> _STATED TASK_
Records follow. Select each line holding "electrical".

> _MATERIAL SUPPLIED_
------------------------------

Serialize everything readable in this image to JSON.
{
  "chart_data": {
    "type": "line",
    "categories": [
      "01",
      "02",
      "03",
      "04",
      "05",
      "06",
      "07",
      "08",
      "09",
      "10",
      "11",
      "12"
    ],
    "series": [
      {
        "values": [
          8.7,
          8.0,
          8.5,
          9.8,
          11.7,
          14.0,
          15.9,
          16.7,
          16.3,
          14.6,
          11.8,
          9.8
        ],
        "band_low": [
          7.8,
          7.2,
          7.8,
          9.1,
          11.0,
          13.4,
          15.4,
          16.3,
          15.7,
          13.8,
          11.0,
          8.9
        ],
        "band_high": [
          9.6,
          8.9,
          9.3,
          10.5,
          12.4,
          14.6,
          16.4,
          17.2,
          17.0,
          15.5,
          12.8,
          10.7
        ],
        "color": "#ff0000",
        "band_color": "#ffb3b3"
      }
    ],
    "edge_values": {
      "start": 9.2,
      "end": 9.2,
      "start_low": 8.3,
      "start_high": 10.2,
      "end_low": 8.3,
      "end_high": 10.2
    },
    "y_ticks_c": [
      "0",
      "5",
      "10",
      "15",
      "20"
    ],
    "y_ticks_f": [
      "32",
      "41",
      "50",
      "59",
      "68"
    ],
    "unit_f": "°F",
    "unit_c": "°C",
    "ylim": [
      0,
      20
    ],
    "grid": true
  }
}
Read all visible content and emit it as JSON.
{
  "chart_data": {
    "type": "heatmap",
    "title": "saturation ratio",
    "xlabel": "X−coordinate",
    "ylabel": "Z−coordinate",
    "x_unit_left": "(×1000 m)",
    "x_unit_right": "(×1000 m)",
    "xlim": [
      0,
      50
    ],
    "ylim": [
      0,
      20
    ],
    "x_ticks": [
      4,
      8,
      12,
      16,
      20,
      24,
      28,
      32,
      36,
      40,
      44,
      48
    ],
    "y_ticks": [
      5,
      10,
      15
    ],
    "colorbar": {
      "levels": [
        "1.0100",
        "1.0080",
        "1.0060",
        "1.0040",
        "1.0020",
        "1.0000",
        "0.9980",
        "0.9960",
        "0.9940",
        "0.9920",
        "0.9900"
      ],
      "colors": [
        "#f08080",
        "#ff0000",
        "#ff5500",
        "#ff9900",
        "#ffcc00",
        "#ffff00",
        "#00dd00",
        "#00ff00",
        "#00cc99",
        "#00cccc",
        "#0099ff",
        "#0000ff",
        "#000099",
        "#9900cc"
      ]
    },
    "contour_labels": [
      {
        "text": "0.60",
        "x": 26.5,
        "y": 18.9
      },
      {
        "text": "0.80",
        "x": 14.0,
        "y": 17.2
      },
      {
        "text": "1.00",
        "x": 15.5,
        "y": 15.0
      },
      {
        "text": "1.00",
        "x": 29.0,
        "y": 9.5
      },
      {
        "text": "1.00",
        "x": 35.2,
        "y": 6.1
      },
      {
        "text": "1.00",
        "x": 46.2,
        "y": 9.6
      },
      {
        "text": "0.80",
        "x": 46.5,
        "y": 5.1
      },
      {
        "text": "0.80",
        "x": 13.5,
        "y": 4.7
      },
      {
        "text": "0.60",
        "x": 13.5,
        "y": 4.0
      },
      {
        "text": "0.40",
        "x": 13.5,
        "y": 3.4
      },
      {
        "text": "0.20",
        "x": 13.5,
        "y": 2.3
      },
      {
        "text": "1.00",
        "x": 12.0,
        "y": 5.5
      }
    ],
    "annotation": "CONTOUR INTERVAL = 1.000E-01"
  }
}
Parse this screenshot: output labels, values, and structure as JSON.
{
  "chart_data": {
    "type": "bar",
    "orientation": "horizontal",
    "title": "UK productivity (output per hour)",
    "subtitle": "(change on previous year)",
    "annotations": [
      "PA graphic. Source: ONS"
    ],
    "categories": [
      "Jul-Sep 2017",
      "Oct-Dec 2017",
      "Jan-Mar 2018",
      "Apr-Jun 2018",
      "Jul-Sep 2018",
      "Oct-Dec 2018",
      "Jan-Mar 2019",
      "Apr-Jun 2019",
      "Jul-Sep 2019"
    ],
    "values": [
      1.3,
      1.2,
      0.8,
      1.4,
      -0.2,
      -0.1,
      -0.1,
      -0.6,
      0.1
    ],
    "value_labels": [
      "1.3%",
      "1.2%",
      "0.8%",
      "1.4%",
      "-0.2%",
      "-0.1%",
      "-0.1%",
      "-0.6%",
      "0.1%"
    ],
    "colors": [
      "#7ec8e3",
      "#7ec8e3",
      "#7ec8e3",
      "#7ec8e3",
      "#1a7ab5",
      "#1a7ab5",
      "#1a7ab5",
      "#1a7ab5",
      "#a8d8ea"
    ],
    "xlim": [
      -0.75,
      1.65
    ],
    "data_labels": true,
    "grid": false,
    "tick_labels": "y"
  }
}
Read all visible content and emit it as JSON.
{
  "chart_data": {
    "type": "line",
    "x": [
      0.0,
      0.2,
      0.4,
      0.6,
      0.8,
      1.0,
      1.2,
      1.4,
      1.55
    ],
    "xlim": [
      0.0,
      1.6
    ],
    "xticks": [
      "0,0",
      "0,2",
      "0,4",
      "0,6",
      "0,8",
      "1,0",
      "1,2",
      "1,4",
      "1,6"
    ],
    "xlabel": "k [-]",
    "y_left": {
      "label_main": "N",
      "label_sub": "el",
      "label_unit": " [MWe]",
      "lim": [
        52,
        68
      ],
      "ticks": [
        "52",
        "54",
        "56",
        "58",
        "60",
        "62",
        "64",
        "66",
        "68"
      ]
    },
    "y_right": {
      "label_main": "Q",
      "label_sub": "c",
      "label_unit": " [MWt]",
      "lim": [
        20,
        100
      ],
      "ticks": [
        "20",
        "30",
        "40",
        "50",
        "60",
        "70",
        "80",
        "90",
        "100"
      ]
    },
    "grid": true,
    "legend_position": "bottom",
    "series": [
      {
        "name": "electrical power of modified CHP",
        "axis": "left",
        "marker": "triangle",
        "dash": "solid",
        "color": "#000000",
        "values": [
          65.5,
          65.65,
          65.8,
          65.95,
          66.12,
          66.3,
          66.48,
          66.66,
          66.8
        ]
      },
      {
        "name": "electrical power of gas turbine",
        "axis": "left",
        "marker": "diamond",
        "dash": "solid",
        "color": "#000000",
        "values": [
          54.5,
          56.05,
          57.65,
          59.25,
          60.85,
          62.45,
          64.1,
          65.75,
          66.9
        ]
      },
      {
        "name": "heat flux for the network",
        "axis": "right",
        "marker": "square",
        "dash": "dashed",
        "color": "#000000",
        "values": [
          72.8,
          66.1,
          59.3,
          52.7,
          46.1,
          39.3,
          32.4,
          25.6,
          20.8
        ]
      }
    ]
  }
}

------------------------------

> _OUTPUT OF THE TASK_
        "name": "electrical power of modified CHP",
        "name": "electrical power of gas turbine",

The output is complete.